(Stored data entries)
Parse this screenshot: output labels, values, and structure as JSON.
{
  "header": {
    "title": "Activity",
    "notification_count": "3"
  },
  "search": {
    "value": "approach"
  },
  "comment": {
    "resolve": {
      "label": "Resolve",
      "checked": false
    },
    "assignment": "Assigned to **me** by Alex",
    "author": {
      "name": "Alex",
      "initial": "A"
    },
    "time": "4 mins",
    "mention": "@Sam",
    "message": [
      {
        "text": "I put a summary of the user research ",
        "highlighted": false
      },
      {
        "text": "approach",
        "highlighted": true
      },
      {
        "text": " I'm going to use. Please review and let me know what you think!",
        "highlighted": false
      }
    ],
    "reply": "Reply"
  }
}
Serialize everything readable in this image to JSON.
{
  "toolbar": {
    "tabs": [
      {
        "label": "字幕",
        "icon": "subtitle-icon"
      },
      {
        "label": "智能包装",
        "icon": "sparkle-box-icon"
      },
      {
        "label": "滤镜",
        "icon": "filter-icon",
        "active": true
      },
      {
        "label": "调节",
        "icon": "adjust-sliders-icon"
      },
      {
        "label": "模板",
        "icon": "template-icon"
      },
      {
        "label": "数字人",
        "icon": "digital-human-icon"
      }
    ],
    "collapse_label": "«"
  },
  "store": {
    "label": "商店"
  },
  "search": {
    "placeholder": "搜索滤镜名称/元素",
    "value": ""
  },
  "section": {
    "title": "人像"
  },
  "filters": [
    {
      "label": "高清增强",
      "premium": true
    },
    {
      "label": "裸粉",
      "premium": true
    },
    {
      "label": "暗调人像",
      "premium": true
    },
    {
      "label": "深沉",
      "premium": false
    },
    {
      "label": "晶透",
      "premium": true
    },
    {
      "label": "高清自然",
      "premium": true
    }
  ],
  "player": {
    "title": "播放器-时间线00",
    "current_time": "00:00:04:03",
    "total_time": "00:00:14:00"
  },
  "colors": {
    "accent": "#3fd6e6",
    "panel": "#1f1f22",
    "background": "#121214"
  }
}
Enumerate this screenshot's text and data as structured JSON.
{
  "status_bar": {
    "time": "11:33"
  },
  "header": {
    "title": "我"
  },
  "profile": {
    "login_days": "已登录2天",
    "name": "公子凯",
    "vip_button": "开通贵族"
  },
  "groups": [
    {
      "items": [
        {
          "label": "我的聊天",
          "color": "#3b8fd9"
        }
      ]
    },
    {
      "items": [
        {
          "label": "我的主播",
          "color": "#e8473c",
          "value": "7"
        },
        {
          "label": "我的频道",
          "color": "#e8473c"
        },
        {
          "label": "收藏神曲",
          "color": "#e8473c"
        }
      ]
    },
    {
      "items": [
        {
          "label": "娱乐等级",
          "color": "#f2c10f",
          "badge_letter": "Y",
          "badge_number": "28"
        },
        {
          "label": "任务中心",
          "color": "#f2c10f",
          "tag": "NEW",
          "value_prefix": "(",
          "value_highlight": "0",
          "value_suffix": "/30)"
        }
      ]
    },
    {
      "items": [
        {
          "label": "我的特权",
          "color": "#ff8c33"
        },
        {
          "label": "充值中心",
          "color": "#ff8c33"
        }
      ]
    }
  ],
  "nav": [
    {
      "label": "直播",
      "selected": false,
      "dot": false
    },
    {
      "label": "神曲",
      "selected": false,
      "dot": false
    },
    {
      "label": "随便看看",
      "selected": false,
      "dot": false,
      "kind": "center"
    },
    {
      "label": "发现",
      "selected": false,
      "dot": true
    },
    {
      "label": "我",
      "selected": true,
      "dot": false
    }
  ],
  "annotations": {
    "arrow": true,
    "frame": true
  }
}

Exercise - Repeat the material in full, exactly as it stands.

Result -
Parse this screenshot: output labels, values, and structure as JSON.
{
  "header": {
    "title": "Activity",
    "notification_count": "3"
  },
  "search": {
    "value": "approach"
  },
  "comment": {
    "resolve": {
      "label": "Resolve",
      "checked": false
    },
    "assignment": "Assigned to **me** by Alex",
    "author": {
      "name": "Alex",
      "initial": "A"
    },
    "time": "4 mins",
    "mention": "@Sam",
    "message": [
      {
        "text": "I put a summary of the user research ",
        "highlighted": false
      },
      {
        "text": "approach",
        "highlighted": true
      },
      {
        "text": " I'm going to use. Please review and let me know what you think!",
        "highlighted": false
      }
    ],
    "reply": "Reply"
  }
}
Serialize everything readable in this image to JSON.
{
  "toolbar": {
    "tabs": [
      {
        "label": "字幕",
        "icon": "subtitle-icon"
      },
      {
        "label": "智能包装",
        "icon": "sparkle-box-icon"
      },
      {
        "label": "滤镜",
        "icon": "filter-icon",
        "active": true
      },
      {
        "label": "调节",
        "icon": "adjust-sliders-icon"
      },
      {
        "label": "模板",
        "icon": "template-icon"
      },
      {
        "label": "数字人",
        "icon": "digital-human-icon"
      }
    ],
    "collapse_label": "«"
  },
  "store": {
    "label": "商店"
  },
  "search": {
    "placeholder": "搜索滤镜名称/元素",
    "value": ""
  },
  "section": {
    "title": "人像"
  },
  "filters": [
    {
      "label": "高清增强",
      "premium": true
    },
    {
      "label": "裸粉",
      "premium": true
    },
    {
      "label": "暗调人像",
      "premium": true
    },
    {
      "label": "深沉",
      "premium": false
    },
    {
      "label": "晶透",
      "premium": true
    },
    {
      "label": "高清自然",
      "premium": true
    }
  ],
  "player": {
    "title": "播放器-时间线00",
    "current_time": "00:00:04:03",
    "total_time": "00:00:14:00"
  },
  "colors": {
    "accent": "#3fd6e6",
    "panel": "#1f1f22",
    "background": "#121214"
  }
}
Enumerate this screenshot's text and data as structured JSON.
{
  "status_bar": {
    "time": "11:33"
  },
  "header": {
    "title": "我"
  },
  "profile": {
    "login_days": "已登录2天",
    "name": "公子凯",
    "vip_button": "开通贵族"
  },
  "groups": [
    {
      "items": [
        {
          "label": "我的聊天",
          "color": "#3b8fd9"
        }
      ]
    },
    {
      "items": [
        {
          "label": "我的主播",
          "color": "#e8473c",
          "value": "7"
        },
        {
          "label": "我的频道",
          "color": "#e8473c"
        },
        {
          "label": "收藏神曲",
          "color": "#e8473c"
        }
      ]
    },
    {
      "items": [
        {
          "label": "娱乐等级",
          "color": "#f2c10f",
          "badge_letter": "Y",
          "badge_number": "28"
        },
        {
          "label": "任务中心",
          "color": "#f2c10f",
          "tag": "NEW",
          "value_prefix": "(",
          "value_highlight": "0",
          "value_suffix": "/30)"
        }
      ]
    },
    {
      "items": [
        {
          "label": "我的特权",
          "color": "#ff8c33"
        },
        {
          "label": "充值中心",
          "color": "#ff8c33"
        }
      ]
    }
  ],
  "nav": [
    {
      "label": "直播",
      "selected": false,
      "dot": false
    },
    {
      "label": "神曲",
      "selected": false,
      "dot": false
    },
    {
      "label": "随便看看",
      "selected": false,
      "dot": false,
      "kind": "center"
    },
    {
      "label": "发现",
      "selected": false,
      "dot": true
    },
    {
      "label": "我",
      "selected": true,
      "dot": false
    }
  ],
  "annotations": {
    "arrow": true,
    "frame": true
  }
}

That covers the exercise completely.